■ To be done ■
Filter the entries that follow, copying every line in which the word "brand" appears.
════════════════
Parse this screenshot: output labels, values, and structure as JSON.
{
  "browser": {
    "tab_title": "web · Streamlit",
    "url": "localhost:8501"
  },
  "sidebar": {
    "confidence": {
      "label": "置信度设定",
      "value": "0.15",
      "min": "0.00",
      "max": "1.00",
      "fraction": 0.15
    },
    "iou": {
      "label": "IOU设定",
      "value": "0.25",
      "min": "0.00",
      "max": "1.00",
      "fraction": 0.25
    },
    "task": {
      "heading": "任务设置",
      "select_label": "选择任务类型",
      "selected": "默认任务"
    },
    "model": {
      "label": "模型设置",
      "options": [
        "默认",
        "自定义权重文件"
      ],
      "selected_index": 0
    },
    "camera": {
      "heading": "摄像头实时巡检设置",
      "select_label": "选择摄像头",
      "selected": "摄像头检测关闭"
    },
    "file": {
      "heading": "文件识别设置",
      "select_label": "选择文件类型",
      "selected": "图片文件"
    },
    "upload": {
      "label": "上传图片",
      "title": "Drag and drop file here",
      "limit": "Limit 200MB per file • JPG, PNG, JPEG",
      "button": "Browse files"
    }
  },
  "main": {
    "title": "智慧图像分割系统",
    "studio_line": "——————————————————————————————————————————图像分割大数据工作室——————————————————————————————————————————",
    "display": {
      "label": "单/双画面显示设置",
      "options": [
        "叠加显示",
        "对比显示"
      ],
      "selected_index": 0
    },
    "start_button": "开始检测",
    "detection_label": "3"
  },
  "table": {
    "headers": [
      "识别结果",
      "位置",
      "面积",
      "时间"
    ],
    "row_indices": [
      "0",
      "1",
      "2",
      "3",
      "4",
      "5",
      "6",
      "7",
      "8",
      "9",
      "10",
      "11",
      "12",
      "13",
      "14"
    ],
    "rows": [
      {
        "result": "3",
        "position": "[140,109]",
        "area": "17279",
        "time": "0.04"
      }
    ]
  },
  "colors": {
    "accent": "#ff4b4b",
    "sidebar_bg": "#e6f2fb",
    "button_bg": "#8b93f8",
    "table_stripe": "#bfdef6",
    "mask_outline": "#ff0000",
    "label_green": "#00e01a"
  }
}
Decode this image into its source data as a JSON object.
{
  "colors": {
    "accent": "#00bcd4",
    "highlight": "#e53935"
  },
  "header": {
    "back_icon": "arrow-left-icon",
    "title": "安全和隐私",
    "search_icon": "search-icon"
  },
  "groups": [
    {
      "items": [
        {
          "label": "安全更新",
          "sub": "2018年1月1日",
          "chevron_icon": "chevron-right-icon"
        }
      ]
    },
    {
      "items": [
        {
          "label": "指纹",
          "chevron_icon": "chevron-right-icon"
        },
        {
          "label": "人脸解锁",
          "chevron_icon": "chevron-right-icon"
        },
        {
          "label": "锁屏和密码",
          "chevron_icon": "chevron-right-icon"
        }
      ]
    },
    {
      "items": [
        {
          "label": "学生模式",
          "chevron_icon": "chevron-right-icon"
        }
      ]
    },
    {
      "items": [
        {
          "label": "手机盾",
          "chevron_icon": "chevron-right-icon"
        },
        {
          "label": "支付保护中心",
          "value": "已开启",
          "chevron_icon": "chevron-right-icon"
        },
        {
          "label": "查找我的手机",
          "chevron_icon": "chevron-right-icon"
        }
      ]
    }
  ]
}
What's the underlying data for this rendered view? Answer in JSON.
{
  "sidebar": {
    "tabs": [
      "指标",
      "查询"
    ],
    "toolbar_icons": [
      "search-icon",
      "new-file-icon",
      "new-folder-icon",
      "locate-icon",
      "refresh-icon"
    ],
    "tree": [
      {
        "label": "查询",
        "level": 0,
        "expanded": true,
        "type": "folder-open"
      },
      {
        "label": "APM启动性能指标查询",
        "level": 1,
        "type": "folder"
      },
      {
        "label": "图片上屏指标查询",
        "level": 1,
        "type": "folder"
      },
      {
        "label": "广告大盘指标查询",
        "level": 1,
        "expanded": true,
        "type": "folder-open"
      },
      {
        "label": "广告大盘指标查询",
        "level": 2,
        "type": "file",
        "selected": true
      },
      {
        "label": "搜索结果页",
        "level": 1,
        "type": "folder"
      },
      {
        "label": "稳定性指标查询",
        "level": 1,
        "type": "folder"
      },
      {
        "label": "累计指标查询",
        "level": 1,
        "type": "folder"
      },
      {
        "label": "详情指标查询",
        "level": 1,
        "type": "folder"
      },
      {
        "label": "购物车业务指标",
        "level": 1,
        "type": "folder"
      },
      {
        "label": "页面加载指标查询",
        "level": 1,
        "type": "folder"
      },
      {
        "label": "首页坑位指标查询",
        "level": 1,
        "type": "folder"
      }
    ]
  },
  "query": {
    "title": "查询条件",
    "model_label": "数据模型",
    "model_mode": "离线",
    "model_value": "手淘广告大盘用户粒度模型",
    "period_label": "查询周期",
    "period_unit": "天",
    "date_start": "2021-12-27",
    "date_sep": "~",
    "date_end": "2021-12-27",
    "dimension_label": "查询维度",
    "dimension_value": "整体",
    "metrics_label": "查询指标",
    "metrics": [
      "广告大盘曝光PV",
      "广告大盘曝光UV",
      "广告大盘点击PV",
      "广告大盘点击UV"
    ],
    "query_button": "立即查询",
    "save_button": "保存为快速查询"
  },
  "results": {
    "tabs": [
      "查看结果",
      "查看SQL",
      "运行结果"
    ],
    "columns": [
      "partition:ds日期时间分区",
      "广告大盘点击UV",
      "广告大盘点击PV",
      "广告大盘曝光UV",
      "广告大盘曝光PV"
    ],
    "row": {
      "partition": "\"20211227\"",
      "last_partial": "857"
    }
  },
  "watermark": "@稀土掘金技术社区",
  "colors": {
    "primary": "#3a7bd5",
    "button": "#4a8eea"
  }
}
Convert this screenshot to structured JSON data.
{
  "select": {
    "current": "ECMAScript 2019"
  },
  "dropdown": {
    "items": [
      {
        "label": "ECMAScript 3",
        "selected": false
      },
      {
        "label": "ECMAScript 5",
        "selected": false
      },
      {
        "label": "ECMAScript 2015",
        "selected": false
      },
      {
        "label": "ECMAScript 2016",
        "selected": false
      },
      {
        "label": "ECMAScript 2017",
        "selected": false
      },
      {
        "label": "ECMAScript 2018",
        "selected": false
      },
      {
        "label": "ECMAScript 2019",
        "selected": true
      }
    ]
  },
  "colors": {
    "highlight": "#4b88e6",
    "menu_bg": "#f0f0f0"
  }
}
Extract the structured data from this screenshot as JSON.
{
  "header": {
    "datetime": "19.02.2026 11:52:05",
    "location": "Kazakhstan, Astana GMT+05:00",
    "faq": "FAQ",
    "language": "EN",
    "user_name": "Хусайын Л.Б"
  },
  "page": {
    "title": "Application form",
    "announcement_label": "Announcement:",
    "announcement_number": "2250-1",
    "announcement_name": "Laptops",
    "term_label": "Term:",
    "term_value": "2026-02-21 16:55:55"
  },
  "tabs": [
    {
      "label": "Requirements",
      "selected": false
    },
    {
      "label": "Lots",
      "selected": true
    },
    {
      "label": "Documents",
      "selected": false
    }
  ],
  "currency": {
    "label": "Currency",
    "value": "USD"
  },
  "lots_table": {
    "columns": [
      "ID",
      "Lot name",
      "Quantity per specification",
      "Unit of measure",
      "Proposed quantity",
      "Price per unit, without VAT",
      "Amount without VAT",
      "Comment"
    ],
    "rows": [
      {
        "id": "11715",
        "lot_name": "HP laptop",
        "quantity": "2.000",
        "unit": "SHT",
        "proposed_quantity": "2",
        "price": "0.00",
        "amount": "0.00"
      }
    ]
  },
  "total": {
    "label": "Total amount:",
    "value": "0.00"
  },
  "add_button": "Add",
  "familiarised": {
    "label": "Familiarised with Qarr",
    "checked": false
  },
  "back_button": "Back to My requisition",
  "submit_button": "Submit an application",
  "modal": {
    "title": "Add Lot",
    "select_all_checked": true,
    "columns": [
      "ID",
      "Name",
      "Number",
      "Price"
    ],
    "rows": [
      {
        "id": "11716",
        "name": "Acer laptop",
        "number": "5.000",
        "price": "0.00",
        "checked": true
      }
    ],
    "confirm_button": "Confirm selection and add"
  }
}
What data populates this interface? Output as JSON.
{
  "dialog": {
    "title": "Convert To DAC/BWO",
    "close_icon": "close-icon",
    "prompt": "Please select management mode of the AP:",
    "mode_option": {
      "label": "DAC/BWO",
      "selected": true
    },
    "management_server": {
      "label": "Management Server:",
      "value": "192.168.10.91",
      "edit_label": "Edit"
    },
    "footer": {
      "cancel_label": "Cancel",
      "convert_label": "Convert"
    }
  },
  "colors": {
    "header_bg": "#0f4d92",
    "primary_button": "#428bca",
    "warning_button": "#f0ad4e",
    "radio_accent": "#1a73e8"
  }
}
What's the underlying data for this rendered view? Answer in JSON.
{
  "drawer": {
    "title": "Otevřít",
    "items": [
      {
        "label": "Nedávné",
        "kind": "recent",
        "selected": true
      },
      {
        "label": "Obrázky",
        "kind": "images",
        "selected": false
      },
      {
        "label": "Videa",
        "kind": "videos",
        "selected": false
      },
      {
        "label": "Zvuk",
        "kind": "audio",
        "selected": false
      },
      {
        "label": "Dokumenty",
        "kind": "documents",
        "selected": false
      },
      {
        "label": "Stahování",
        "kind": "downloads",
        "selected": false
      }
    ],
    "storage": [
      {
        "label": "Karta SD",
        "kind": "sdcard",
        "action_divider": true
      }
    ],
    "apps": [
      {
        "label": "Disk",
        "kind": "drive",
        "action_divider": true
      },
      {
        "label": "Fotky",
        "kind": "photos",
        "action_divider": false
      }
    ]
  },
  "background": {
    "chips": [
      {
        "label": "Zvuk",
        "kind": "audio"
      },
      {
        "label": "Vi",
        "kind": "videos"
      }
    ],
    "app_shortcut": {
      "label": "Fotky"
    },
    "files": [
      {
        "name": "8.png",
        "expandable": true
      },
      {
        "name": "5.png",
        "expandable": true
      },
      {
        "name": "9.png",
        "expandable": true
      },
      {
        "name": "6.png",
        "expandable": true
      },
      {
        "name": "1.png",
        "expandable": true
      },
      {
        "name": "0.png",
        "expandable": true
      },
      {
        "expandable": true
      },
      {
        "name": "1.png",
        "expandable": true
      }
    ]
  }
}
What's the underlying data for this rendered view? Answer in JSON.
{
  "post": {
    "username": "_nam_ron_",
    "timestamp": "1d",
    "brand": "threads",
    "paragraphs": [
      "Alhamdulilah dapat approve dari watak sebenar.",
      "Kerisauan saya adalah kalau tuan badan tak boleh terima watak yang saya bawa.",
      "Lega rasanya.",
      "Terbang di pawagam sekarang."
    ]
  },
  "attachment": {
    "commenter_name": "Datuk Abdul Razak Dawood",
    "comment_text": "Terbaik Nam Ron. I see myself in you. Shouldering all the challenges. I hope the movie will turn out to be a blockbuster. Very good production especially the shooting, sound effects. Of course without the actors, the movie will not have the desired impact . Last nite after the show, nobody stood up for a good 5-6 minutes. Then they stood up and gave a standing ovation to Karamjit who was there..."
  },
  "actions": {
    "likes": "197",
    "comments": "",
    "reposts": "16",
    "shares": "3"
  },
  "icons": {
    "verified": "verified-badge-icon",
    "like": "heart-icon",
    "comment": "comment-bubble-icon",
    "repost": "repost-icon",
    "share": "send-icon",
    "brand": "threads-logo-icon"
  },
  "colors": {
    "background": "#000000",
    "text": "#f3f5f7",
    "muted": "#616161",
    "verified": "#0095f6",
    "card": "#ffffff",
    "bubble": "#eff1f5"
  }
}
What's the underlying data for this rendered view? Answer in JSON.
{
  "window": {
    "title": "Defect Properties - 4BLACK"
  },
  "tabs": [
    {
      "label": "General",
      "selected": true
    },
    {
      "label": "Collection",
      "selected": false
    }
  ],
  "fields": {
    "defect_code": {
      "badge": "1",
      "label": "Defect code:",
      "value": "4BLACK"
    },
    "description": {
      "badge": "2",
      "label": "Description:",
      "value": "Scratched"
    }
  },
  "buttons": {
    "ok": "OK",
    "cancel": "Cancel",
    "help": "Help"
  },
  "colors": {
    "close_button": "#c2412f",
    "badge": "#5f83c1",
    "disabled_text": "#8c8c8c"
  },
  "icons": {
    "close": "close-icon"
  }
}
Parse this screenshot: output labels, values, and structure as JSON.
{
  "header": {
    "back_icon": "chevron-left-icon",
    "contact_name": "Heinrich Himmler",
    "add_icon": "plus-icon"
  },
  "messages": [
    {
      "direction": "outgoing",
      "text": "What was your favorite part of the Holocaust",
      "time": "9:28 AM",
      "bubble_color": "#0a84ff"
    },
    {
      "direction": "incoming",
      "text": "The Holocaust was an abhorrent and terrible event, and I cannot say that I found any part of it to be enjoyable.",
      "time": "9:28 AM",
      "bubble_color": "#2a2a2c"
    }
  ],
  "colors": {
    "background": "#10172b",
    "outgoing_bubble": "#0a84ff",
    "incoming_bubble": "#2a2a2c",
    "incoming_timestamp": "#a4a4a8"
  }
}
════════════════
■ Answer to the exercise ■
    "brand": "threads",
    "brand": "threads-logo-icon"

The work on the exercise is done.